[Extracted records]

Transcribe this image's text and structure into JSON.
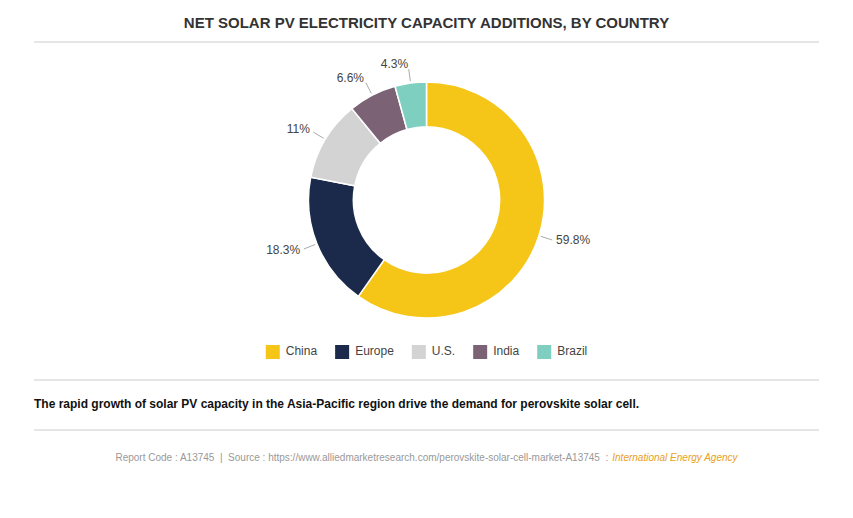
{
  "chart_data": {
    "type": "donut",
    "title": "NET SOLAR PV ELECTRICITY CAPACITY ADDITIONS, BY COUNTRY",
    "subtitle": "The rapid growth of solar PV capacity in the Asia-Pacific region drive the demand for perovskite solar cell.",
    "annotations": [
      "Report Code : A13745  |  Source : https://www.alliedmarketresearch.com/perovskite-solar-cell-market-A13745  :",
      "International Energy Agency"
    ],
    "categories": [
      "China",
      "Europe",
      "U.S.",
      "India",
      "Brazil"
    ],
    "values": [
      59.8,
      18.3,
      11.0,
      6.6,
      4.3
    ],
    "value_labels": [
      "59.8%",
      "18.3%",
      "11%",
      "6.6%",
      "4.3%"
    ],
    "colors": [
      "#F5C518",
      "#1B2A4A",
      "#D3D3D3",
      "#7B6375",
      "#7ECFC0"
    ],
    "data_labels": true,
    "legend": "bottom"
  }
}
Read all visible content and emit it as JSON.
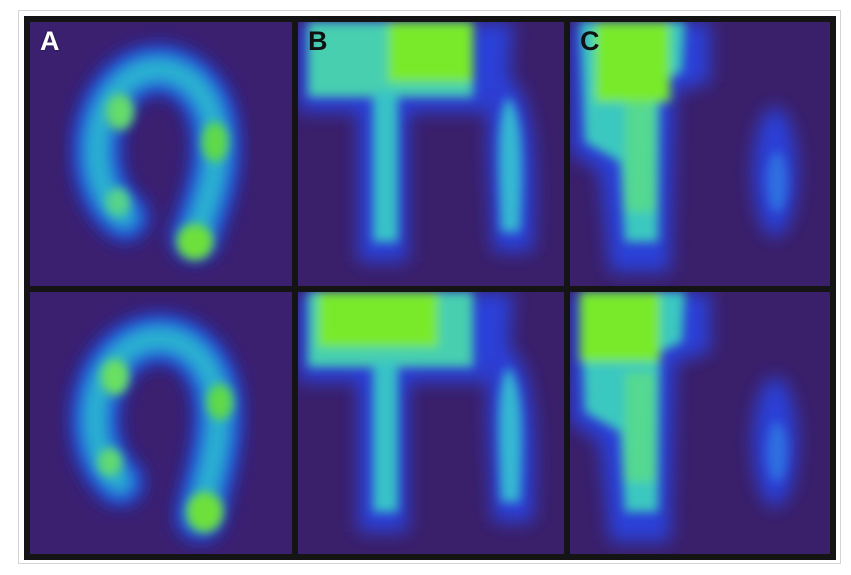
{
  "figure": {
    "columns": [
      {
        "label": "A"
      },
      {
        "label": "B"
      },
      {
        "label": "C"
      }
    ],
    "rows": 2,
    "colormap": {
      "background": "#3a1f6b",
      "low": "#2a2fd0",
      "mid": "#28c8c0",
      "high": "#6fe82a"
    }
  }
}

PROBLEM DETAILS:
Repeat exactly the lines from the one containing "Read all visible content and emit it as JSON." through the last line of the records above, both included, and leave out the pictures.

RESPONSE TO THIS EXERCISE:
Read all visible content and emit it as JSON.
{
  "figure": {
    "columns": [
      {
        "label": "A"
      },
      {
        "label": "B"
      },
      {
        "label": "C"
      }
    ],
    "rows": 2,
    "colormap": {
      "background": "#3a1f6b",
      "low": "#2a2fd0",
      "mid": "#28c8c0",
      "high": "#6fe82a"
    }
  }
}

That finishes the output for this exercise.